Start

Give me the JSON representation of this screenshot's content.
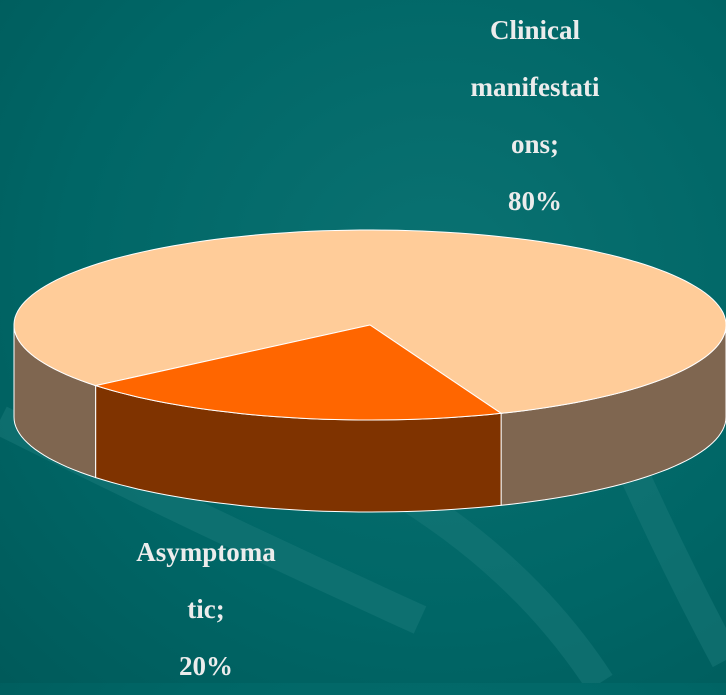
{
  "chart_data": {
    "type": "pie3d",
    "categories": [
      "Clinical manifestations;",
      "Asymptomatic;"
    ],
    "values": [
      80,
      20
    ],
    "value_labels": [
      "80%",
      "20%"
    ],
    "colors": [
      "#ffcc99",
      "#ff6600"
    ],
    "side_colors": [
      "#7f6650",
      "#7f3300"
    ]
  }
}
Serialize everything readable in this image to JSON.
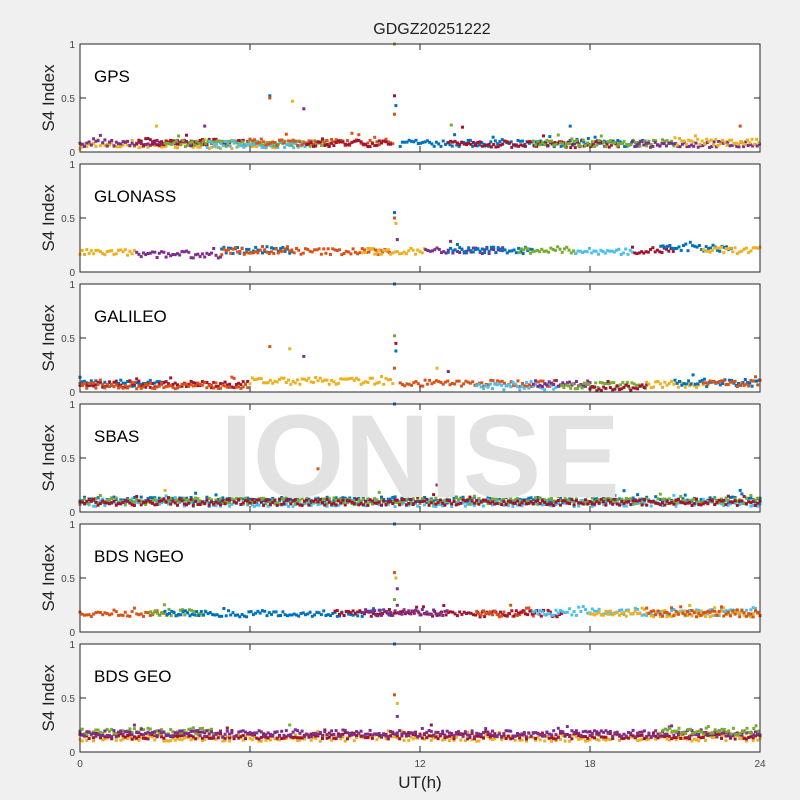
{
  "chart_data": {
    "type": "scatter",
    "title": "GDGZ20251222",
    "xlabel": "UT(h)",
    "ylabel": "S4 Index",
    "xlim": [
      0,
      24
    ],
    "ylim": [
      0,
      1
    ],
    "xticks": [
      "0",
      "6",
      "12",
      "18",
      "24"
    ],
    "yticks": [
      "0",
      "0.5",
      "1"
    ],
    "watermark": "IONISE",
    "colors": {
      "blue": "#0072BD",
      "orange": "#D95319",
      "yellow": "#EDB120",
      "purple": "#7E2F8E",
      "green": "#77AC30",
      "lightblue": "#4DBEEE",
      "red": "#A2142F"
    },
    "panels": [
      {
        "label": "GPS",
        "segments": [
          {
            "color": "yellow",
            "start": 0,
            "end": 7,
            "mean": 0.06
          },
          {
            "color": "purple",
            "start": 0,
            "end": 4.5,
            "mean": 0.08
          },
          {
            "color": "red",
            "start": 2,
            "end": 6,
            "mean": 0.09
          },
          {
            "color": "green",
            "start": 3,
            "end": 9,
            "mean": 0.08
          },
          {
            "color": "lightblue",
            "start": 4.5,
            "end": 8,
            "mean": 0.07
          },
          {
            "color": "orange",
            "start": 6,
            "end": 11.1,
            "mean": 0.09
          },
          {
            "color": "red",
            "start": 8,
            "end": 11,
            "mean": 0.08
          },
          {
            "color": "blue",
            "start": 11.3,
            "end": 20,
            "mean": 0.08
          },
          {
            "color": "red",
            "start": 13,
            "end": 19,
            "mean": 0.07
          },
          {
            "color": "green",
            "start": 16,
            "end": 21,
            "mean": 0.08
          },
          {
            "color": "purple",
            "start": 19.5,
            "end": 24,
            "mean": 0.07
          },
          {
            "color": "yellow",
            "start": 21,
            "end": 24,
            "mean": 0.09
          }
        ],
        "outliers": [
          [
            6.7,
            0.52
          ],
          [
            6.7,
            0.5
          ],
          [
            7.5,
            0.47
          ],
          [
            7.9,
            0.4
          ],
          [
            11.1,
            1.0
          ],
          [
            11.1,
            0.52
          ],
          [
            11.15,
            0.43
          ],
          [
            11.1,
            0.35
          ],
          [
            2.7,
            0.24
          ],
          [
            4.4,
            0.24
          ],
          [
            13.1,
            0.25
          ],
          [
            13.5,
            0.23
          ],
          [
            17.3,
            0.24
          ],
          [
            23.3,
            0.24
          ]
        ]
      },
      {
        "label": "GLONASS",
        "segments": [
          {
            "color": "yellow",
            "start": 0,
            "end": 2,
            "mean": 0.18
          },
          {
            "color": "purple",
            "start": 2,
            "end": 5,
            "mean": 0.16
          },
          {
            "color": "blue",
            "start": 5,
            "end": 7.5,
            "mean": 0.2
          },
          {
            "color": "orange",
            "start": 5,
            "end": 11,
            "mean": 0.19
          },
          {
            "color": "yellow",
            "start": 10,
            "end": 12.2,
            "mean": 0.19
          },
          {
            "color": "purple",
            "start": 12.2,
            "end": 15,
            "mean": 0.2
          },
          {
            "color": "blue",
            "start": 13,
            "end": 16,
            "mean": 0.2
          },
          {
            "color": "green",
            "start": 15.5,
            "end": 17.5,
            "mean": 0.2
          },
          {
            "color": "lightblue",
            "start": 17.5,
            "end": 19.5,
            "mean": 0.19
          },
          {
            "color": "red",
            "start": 19.5,
            "end": 21,
            "mean": 0.2
          },
          {
            "color": "blue",
            "start": 20.5,
            "end": 23,
            "mean": 0.22
          },
          {
            "color": "yellow",
            "start": 22,
            "end": 24,
            "mean": 0.2
          }
        ],
        "outliers": [
          [
            11.1,
            0.55
          ],
          [
            11.1,
            0.5
          ],
          [
            11.15,
            0.45
          ],
          [
            11.2,
            0.3
          ]
        ]
      },
      {
        "label": "GALILEO",
        "segments": [
          {
            "color": "blue",
            "start": 0,
            "end": 3,
            "mean": 0.08
          },
          {
            "color": "red",
            "start": 0,
            "end": 6,
            "mean": 0.07
          },
          {
            "color": "orange",
            "start": 0,
            "end": 6,
            "mean": 0.06
          },
          {
            "color": "yellow",
            "start": 6,
            "end": 11.1,
            "mean": 0.1
          },
          {
            "color": "orange",
            "start": 11.3,
            "end": 17,
            "mean": 0.08
          },
          {
            "color": "lightblue",
            "start": 14,
            "end": 17,
            "mean": 0.05
          },
          {
            "color": "purple",
            "start": 16,
            "end": 18,
            "mean": 0.08
          },
          {
            "color": "green",
            "start": 17,
            "end": 20,
            "mean": 0.06
          },
          {
            "color": "red",
            "start": 18,
            "end": 20,
            "mean": 0.04
          },
          {
            "color": "yellow",
            "start": 20,
            "end": 22,
            "mean": 0.07
          },
          {
            "color": "blue",
            "start": 21,
            "end": 24,
            "mean": 0.08
          },
          {
            "color": "orange",
            "start": 22,
            "end": 24,
            "mean": 0.08
          }
        ],
        "outliers": [
          [
            11.1,
            1.0
          ],
          [
            6.7,
            0.42
          ],
          [
            7.4,
            0.4
          ],
          [
            7.9,
            0.33
          ],
          [
            11.1,
            0.52
          ],
          [
            11.15,
            0.45
          ],
          [
            11.15,
            0.38
          ],
          [
            11.1,
            0.22
          ],
          [
            12.6,
            0.22
          ],
          [
            13,
            0.19
          ]
        ]
      },
      {
        "label": "SBAS",
        "segments": [
          {
            "color": "blue",
            "start": 0,
            "end": 24,
            "mean": 0.11
          },
          {
            "color": "lightblue",
            "start": 0,
            "end": 24,
            "mean": 0.08
          },
          {
            "color": "green",
            "start": 0,
            "end": 24,
            "mean": 0.1
          },
          {
            "color": "red",
            "start": 0,
            "end": 24,
            "mean": 0.09
          }
        ],
        "outliers": [
          [
            11.1,
            1.0
          ],
          [
            8.4,
            0.4
          ],
          [
            3,
            0.2
          ],
          [
            12.6,
            0.25
          ],
          [
            13,
            0.27
          ],
          [
            18.5,
            0.2
          ],
          [
            23.3,
            0.2
          ]
        ]
      },
      {
        "label": "BDS NGEO",
        "segments": [
          {
            "color": "orange",
            "start": 0,
            "end": 3,
            "mean": 0.17
          },
          {
            "color": "green",
            "start": 2.5,
            "end": 4.5,
            "mean": 0.18
          },
          {
            "color": "blue",
            "start": 3,
            "end": 11,
            "mean": 0.17
          },
          {
            "color": "red",
            "start": 9,
            "end": 15,
            "mean": 0.17
          },
          {
            "color": "purple",
            "start": 10,
            "end": 13,
            "mean": 0.18
          },
          {
            "color": "orange",
            "start": 14,
            "end": 16,
            "mean": 0.17
          },
          {
            "color": "red",
            "start": 15,
            "end": 17,
            "mean": 0.17
          },
          {
            "color": "lightblue",
            "start": 16,
            "end": 24,
            "mean": 0.18
          },
          {
            "color": "yellow",
            "start": 18,
            "end": 24,
            "mean": 0.17
          },
          {
            "color": "orange",
            "start": 20,
            "end": 24,
            "mean": 0.17
          }
        ],
        "outliers": [
          [
            11.1,
            1.0
          ],
          [
            11.1,
            0.55
          ],
          [
            11.15,
            0.5
          ],
          [
            11.2,
            0.4
          ],
          [
            11.1,
            0.3
          ]
        ]
      },
      {
        "label": "BDS GEO",
        "segments": [
          {
            "color": "yellow",
            "start": 0,
            "end": 24,
            "mean": 0.13
          },
          {
            "color": "red",
            "start": 0,
            "end": 24,
            "mean": 0.15
          },
          {
            "color": "green",
            "start": 0,
            "end": 4.8,
            "mean": 0.19
          },
          {
            "color": "purple",
            "start": 0,
            "end": 24,
            "mean": 0.17
          },
          {
            "color": "green",
            "start": 20.5,
            "end": 24,
            "mean": 0.19
          }
        ],
        "outliers": [
          [
            11.1,
            1.0
          ],
          [
            11.1,
            0.53
          ],
          [
            11.2,
            0.45
          ],
          [
            11.2,
            0.33
          ],
          [
            7.4,
            0.25
          ],
          [
            12.4,
            0.25
          ]
        ]
      }
    ]
  }
}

End

* _The request_
Among the entries above, how many lines include the word "JSON"? Reply with the number only.

* _Result of the exercise_
2